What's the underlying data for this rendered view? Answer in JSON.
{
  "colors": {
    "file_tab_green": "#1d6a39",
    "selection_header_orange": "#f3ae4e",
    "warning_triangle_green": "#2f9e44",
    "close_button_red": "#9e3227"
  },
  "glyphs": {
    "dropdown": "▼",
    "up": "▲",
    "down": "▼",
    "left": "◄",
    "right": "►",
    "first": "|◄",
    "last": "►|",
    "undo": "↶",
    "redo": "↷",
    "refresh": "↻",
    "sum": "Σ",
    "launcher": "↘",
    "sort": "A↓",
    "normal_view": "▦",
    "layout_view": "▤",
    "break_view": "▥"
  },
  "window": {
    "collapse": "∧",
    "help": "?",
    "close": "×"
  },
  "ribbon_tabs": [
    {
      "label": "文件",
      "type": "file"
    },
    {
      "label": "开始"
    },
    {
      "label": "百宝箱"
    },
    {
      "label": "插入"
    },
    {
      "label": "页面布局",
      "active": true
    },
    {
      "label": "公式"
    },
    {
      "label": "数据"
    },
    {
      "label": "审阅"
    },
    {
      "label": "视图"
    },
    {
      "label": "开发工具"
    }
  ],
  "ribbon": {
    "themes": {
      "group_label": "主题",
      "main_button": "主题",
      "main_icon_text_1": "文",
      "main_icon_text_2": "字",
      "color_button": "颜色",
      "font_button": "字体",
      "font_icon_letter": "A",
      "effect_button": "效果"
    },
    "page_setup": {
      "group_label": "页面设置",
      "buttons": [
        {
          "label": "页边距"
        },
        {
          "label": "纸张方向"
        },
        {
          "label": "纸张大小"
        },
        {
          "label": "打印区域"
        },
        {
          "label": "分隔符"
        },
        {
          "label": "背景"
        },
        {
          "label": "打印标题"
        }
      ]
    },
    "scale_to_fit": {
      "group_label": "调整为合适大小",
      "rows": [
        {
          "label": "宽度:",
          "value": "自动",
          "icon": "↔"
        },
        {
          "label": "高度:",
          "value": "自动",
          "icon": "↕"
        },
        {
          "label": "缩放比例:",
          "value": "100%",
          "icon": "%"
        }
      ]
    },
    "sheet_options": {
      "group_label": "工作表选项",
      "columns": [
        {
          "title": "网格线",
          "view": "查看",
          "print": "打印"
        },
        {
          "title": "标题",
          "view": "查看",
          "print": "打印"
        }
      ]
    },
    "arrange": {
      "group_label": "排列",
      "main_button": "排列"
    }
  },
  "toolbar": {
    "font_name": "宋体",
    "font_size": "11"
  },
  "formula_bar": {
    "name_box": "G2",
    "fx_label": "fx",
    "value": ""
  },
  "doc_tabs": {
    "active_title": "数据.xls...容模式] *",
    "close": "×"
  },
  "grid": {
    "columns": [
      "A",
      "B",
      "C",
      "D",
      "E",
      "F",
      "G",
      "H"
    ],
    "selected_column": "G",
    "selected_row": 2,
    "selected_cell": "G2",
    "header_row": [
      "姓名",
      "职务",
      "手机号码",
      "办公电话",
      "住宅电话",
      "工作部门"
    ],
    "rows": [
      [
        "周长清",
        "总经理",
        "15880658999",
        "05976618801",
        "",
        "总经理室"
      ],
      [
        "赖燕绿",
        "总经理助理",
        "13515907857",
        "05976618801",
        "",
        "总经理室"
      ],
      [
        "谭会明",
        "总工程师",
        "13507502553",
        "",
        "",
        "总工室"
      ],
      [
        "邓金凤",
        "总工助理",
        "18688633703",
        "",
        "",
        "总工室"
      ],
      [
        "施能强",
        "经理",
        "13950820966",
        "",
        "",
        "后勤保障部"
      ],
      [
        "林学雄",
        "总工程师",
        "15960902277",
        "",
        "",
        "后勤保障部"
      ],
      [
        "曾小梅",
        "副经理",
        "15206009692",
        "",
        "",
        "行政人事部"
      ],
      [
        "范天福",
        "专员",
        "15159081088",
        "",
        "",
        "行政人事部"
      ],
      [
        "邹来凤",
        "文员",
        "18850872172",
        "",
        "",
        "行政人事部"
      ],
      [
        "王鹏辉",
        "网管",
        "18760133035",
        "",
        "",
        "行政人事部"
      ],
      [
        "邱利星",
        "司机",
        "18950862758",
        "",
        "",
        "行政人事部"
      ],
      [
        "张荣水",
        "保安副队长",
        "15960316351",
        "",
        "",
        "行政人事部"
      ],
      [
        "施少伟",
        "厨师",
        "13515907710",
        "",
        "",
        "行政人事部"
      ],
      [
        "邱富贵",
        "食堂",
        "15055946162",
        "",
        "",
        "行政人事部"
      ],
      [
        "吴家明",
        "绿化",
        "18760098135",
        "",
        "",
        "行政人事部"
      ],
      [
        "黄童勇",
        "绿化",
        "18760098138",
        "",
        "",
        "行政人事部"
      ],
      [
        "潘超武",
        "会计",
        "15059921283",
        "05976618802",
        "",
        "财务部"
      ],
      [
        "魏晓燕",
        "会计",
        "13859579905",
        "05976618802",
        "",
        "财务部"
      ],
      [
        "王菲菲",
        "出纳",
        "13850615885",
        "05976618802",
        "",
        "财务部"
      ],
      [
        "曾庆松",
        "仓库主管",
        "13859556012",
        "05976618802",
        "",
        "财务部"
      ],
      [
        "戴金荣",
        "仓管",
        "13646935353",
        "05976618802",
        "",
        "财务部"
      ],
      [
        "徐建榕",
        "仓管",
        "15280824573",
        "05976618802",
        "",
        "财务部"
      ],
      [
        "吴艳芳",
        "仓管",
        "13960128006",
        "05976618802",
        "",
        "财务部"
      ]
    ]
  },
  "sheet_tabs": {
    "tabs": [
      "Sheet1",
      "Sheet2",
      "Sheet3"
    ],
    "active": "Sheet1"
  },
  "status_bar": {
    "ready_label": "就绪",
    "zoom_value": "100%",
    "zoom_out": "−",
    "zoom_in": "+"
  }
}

*****

> TASK DESCRIPTION: Retype the records in full. Keep every line identical to the original.

> COMPLETE OUTPUT:
What's the underlying data for this rendered view? Answer in JSON.
{
  "colors": {
    "file_tab_green": "#1d6a39",
    "selection_header_orange": "#f3ae4e",
    "warning_triangle_green": "#2f9e44",
    "close_button_red": "#9e3227"
  },
  "glyphs": {
    "dropdown": "▼",
    "up": "▲",
    "down": "▼",
    "left": "◄",
    "right": "►",
    "first": "|◄",
    "last": "►|",
    "undo": "↶",
    "redo": "↷",
    "refresh": "↻",
    "sum": "Σ",
    "launcher": "↘",
    "sort": "A↓",
    "normal_view": "▦",
    "layout_view": "▤",
    "break_view": "▥"
  },
  "window": {
    "collapse": "∧",
    "help": "?",
    "close": "×"
  },
  "ribbon_tabs": [
    {
      "label": "文件",
      "type": "file"
    },
    {
      "label": "开始"
    },
    {
      "label": "百宝箱"
    },
    {
      "label": "插入"
    },
    {
      "label": "页面布局",
      "active": true
    },
    {
      "label": "公式"
    },
    {
      "label": "数据"
    },
    {
      "label": "审阅"
    },
    {
      "label": "视图"
    },
    {
      "label": "开发工具"
    }
  ],
  "ribbon": {
    "themes": {
      "group_label": "主题",
      "main_button": "主题",
      "main_icon_text_1": "文",
      "main_icon_text_2": "字",
      "color_button": "颜色",
      "font_button": "字体",
      "font_icon_letter": "A",
      "effect_button": "效果"
    },
    "page_setup": {
      "group_label": "页面设置",
      "buttons": [
        {
          "label": "页边距"
        },
        {
          "label": "纸张方向"
        },
        {
          "label": "纸张大小"
        },
        {
          "label": "打印区域"
        },
        {
          "label": "分隔符"
        },
        {
          "label": "背景"
        },
        {
          "label": "打印标题"
        }
      ]
    },
    "scale_to_fit": {
      "group_label": "调整为合适大小",
      "rows": [
        {
          "label": "宽度:",
          "value": "自动",
          "icon": "↔"
        },
        {
          "label": "高度:",
          "value": "自动",
          "icon": "↕"
        },
        {
          "label": "缩放比例:",
          "value": "100%",
          "icon": "%"
        }
      ]
    },
    "sheet_options": {
      "group_label": "工作表选项",
      "columns": [
        {
          "title": "网格线",
          "view": "查看",
          "print": "打印"
        },
        {
          "title": "标题",
          "view": "查看",
          "print": "打印"
        }
      ]
    },
    "arrange": {
      "group_label": "排列",
      "main_button": "排列"
    }
  },
  "toolbar": {
    "font_name": "宋体",
    "font_size": "11"
  },
  "formula_bar": {
    "name_box": "G2",
    "fx_label": "fx",
    "value": ""
  },
  "doc_tabs": {
    "active_title": "数据.xls...容模式] *",
    "close": "×"
  },
  "grid": {
    "columns": [
      "A",
      "B",
      "C",
      "D",
      "E",
      "F",
      "G",
      "H"
    ],
    "selected_column": "G",
    "selected_row": 2,
    "selected_cell": "G2",
    "header_row": [
      "姓名",
      "职务",
      "手机号码",
      "办公电话",
      "住宅电话",
      "工作部门"
    ],
    "rows": [
      [
        "周长清",
        "总经理",
        "15880658999",
        "05976618801",
        "",
        "总经理室"
      ],
      [
        "赖燕绿",
        "总经理助理",
        "13515907857",
        "05976618801",
        "",
        "总经理室"
      ],
      [
        "谭会明",
        "总工程师",
        "13507502553",
        "",
        "",
        "总工室"
      ],
      [
        "邓金凤",
        "总工助理",
        "18688633703",
        "",
        "",
        "总工室"
      ],
      [
        "施能强",
        "经理",
        "13950820966",
        "",
        "",
        "后勤保障部"
      ],
      [
        "林学雄",
        "总工程师",
        "15960902277",
        "",
        "",
        "后勤保障部"
      ],
      [
        "曾小梅",
        "副经理",
        "15206009692",
        "",
        "",
        "行政人事部"
      ],
      [
        "范天福",
        "专员",
        "15159081088",
        "",
        "",
        "行政人事部"
      ],
      [
        "邹来凤",
        "文员",
        "18850872172",
        "",
        "",
        "行政人事部"
      ],
      [
        "王鹏辉",
        "网管",
        "18760133035",
        "",
        "",
        "行政人事部"
      ],
      [
        "邱利星",
        "司机",
        "18950862758",
        "",
        "",
        "行政人事部"
      ],
      [
        "张荣水",
        "保安副队长",
        "15960316351",
        "",
        "",
        "行政人事部"
      ],
      [
        "施少伟",
        "厨师",
        "13515907710",
        "",
        "",
        "行政人事部"
      ],
      [
        "邱富贵",
        "食堂",
        "15055946162",
        "",
        "",
        "行政人事部"
      ],
      [
        "吴家明",
        "绿化",
        "18760098135",
        "",
        "",
        "行政人事部"
      ],
      [
        "黄童勇",
        "绿化",
        "18760098138",
        "",
        "",
        "行政人事部"
      ],
      [
        "潘超武",
        "会计",
        "15059921283",
        "05976618802",
        "",
        "财务部"
      ],
      [
        "魏晓燕",
        "会计",
        "13859579905",
        "05976618802",
        "",
        "财务部"
      ],
      [
        "王菲菲",
        "出纳",
        "13850615885",
        "05976618802",
        "",
        "财务部"
      ],
      [
        "曾庆松",
        "仓库主管",
        "13859556012",
        "05976618802",
        "",
        "财务部"
      ],
      [
        "戴金荣",
        "仓管",
        "13646935353",
        "05976618802",
        "",
        "财务部"
      ],
      [
        "徐建榕",
        "仓管",
        "15280824573",
        "05976618802",
        "",
        "财务部"
      ],
      [
        "吴艳芳",
        "仓管",
        "13960128006",
        "05976618802",
        "",
        "财务部"
      ]
    ]
  },
  "sheet_tabs": {
    "tabs": [
      "Sheet1",
      "Sheet2",
      "Sheet3"
    ],
    "active": "Sheet1"
  },
  "status_bar": {
    "ready_label": "就绪",
    "zoom_value": "100%",
    "zoom_out": "−",
    "zoom_in": "+"
  }
}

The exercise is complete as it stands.